Start of Dataset entries
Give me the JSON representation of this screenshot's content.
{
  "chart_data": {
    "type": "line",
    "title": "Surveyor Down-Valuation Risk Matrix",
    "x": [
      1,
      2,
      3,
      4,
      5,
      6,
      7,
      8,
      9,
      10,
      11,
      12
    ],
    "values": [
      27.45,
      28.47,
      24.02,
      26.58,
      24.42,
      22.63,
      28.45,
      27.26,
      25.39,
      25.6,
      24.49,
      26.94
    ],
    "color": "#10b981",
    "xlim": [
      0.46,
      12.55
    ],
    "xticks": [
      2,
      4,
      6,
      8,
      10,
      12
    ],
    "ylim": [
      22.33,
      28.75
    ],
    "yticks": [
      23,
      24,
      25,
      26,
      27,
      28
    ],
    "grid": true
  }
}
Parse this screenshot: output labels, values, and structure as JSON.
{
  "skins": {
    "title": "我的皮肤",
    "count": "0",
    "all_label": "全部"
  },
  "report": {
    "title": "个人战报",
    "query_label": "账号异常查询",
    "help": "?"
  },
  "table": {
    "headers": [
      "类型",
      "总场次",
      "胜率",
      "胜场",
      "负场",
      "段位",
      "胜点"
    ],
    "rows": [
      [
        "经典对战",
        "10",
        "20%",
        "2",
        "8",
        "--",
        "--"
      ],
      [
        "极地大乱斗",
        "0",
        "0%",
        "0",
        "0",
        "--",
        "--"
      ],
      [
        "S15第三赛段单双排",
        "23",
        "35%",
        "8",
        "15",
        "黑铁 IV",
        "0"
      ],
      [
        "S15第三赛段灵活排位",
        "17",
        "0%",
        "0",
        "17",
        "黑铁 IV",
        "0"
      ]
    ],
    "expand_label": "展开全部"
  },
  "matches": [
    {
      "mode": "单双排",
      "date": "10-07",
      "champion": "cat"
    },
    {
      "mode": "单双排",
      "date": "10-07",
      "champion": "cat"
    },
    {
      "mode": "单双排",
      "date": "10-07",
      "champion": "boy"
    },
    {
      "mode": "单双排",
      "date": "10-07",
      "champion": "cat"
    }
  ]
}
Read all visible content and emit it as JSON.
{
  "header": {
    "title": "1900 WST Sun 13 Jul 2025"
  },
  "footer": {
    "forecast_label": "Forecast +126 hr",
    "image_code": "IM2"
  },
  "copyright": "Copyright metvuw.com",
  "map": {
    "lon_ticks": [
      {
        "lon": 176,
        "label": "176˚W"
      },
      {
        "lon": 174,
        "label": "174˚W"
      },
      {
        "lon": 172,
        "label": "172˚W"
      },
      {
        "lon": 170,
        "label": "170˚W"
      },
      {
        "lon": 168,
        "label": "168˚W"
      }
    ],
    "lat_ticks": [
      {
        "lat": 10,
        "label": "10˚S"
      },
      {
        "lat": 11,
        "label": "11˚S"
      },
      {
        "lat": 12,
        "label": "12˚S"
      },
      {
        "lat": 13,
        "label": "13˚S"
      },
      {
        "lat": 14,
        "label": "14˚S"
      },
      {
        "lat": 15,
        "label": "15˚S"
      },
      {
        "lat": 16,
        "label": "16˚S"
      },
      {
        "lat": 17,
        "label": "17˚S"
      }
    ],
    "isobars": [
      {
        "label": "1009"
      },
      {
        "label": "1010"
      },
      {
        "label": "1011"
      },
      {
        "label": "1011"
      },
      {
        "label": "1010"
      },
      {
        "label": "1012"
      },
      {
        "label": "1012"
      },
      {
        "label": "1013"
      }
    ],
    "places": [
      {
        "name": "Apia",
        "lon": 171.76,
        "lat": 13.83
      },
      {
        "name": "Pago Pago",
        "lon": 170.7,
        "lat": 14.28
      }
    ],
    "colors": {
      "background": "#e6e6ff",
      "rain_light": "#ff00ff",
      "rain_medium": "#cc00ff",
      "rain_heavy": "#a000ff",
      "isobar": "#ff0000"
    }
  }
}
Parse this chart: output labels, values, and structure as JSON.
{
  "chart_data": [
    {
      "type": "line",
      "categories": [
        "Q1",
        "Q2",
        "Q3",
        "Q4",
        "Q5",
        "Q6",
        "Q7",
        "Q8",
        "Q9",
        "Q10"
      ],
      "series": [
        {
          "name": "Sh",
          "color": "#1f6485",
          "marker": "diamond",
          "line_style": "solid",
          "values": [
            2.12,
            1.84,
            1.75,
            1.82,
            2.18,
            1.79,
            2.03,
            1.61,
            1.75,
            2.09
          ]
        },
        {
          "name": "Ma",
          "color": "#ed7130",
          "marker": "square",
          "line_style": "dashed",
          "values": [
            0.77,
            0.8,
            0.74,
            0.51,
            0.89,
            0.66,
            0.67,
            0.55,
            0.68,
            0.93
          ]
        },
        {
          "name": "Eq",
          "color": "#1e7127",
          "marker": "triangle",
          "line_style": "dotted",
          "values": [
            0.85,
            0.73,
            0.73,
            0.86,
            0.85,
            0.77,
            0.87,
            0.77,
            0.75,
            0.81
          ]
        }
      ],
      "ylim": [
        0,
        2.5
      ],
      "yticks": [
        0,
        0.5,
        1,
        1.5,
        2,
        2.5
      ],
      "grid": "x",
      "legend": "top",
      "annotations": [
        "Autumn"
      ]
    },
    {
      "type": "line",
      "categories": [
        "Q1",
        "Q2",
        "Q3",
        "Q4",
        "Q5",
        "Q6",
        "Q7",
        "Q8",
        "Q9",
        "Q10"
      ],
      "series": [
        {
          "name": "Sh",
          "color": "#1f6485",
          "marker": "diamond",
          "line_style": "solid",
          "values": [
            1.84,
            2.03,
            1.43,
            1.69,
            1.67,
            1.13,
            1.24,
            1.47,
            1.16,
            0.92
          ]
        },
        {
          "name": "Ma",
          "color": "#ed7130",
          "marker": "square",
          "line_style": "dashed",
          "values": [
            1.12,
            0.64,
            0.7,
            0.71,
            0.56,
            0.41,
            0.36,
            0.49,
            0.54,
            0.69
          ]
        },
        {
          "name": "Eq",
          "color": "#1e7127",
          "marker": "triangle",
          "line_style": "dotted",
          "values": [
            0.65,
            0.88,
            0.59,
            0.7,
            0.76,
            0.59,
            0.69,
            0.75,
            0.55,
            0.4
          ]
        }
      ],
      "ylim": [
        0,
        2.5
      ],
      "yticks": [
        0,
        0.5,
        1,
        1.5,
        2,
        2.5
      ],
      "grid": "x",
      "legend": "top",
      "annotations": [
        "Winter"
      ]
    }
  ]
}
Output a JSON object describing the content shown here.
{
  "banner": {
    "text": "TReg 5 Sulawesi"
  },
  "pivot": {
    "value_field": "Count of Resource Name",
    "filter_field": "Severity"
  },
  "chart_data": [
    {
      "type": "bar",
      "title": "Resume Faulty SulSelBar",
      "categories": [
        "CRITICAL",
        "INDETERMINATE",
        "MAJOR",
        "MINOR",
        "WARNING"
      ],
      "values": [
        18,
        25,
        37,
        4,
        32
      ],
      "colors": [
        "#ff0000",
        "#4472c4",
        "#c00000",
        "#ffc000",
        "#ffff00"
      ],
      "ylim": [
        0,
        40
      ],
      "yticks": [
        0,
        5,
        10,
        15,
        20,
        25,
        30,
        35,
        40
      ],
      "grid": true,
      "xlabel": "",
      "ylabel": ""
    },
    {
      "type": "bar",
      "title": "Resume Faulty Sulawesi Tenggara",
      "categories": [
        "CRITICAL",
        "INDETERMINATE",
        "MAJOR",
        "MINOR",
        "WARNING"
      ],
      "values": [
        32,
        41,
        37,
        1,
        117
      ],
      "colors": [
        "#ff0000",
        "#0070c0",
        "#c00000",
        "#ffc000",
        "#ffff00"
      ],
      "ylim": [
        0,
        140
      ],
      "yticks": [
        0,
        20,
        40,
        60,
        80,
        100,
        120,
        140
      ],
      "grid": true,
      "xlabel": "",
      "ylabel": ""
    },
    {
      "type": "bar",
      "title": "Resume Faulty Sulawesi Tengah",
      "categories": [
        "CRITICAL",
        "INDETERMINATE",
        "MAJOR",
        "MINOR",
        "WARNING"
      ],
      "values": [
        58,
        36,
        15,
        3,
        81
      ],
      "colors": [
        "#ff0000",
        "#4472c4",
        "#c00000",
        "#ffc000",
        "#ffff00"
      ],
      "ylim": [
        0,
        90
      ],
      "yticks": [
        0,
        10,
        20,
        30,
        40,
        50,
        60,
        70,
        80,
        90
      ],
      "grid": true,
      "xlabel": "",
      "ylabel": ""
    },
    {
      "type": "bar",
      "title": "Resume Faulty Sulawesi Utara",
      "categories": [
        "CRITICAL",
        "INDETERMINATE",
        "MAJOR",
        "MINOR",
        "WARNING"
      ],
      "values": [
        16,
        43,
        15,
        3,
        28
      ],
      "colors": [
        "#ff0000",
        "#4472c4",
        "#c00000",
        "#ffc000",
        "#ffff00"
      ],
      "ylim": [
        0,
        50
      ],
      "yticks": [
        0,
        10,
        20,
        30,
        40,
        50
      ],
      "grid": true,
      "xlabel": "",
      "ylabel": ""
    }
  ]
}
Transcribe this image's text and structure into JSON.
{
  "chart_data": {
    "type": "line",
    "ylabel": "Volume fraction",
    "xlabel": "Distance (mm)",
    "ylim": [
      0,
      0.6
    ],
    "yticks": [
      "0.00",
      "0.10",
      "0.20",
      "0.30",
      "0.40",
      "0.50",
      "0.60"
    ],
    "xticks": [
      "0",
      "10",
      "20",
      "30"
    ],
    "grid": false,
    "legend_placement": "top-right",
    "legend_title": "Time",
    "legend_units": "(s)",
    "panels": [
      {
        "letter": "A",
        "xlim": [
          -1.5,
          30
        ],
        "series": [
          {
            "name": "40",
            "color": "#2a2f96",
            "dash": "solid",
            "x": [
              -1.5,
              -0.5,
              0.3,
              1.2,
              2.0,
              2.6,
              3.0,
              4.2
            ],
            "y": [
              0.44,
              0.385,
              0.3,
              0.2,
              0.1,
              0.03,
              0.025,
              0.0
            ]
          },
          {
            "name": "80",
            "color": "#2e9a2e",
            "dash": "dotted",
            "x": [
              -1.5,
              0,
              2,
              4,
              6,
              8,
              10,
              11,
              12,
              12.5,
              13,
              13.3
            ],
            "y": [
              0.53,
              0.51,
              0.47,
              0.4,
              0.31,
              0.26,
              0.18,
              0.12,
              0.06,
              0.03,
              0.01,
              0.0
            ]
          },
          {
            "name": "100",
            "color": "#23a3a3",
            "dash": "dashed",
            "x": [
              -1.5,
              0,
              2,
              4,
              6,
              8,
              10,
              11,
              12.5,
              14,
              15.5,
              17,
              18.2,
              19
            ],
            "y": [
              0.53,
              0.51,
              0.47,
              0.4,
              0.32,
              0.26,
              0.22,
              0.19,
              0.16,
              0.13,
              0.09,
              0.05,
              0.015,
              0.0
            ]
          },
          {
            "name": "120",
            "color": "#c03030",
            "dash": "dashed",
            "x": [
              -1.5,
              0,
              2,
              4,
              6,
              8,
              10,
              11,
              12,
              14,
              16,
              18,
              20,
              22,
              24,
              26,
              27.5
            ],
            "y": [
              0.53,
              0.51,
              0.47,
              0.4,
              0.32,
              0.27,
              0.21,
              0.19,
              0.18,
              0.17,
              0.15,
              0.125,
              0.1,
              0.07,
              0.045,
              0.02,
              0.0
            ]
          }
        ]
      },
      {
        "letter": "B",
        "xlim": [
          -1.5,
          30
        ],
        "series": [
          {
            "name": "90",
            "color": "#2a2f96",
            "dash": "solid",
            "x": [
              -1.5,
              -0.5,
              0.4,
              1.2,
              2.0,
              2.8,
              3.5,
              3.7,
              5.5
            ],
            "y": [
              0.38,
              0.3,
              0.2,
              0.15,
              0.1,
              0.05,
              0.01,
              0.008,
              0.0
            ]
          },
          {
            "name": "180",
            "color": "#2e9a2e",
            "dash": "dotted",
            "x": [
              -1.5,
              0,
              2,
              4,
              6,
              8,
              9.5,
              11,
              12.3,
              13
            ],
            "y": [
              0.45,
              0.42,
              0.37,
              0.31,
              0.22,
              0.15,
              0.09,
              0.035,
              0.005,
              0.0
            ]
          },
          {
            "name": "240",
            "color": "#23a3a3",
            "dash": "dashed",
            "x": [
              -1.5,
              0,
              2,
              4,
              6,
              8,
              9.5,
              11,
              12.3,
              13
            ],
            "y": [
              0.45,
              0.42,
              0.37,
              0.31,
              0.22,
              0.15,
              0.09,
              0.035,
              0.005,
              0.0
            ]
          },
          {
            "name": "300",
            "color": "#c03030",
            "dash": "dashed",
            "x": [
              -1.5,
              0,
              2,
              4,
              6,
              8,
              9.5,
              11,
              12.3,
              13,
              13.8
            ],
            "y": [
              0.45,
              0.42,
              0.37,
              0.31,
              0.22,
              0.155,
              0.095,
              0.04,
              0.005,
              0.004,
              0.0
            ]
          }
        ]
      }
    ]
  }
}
End of Dataset entries
Collect the lines that hold "structure".

§ **Solution to this problem**:
Parse this screenshot: output labels, values, and structure as JSON.
Parse this chart: output labels, values, and structure as JSON.
Transcribe this image's text and structure into JSON.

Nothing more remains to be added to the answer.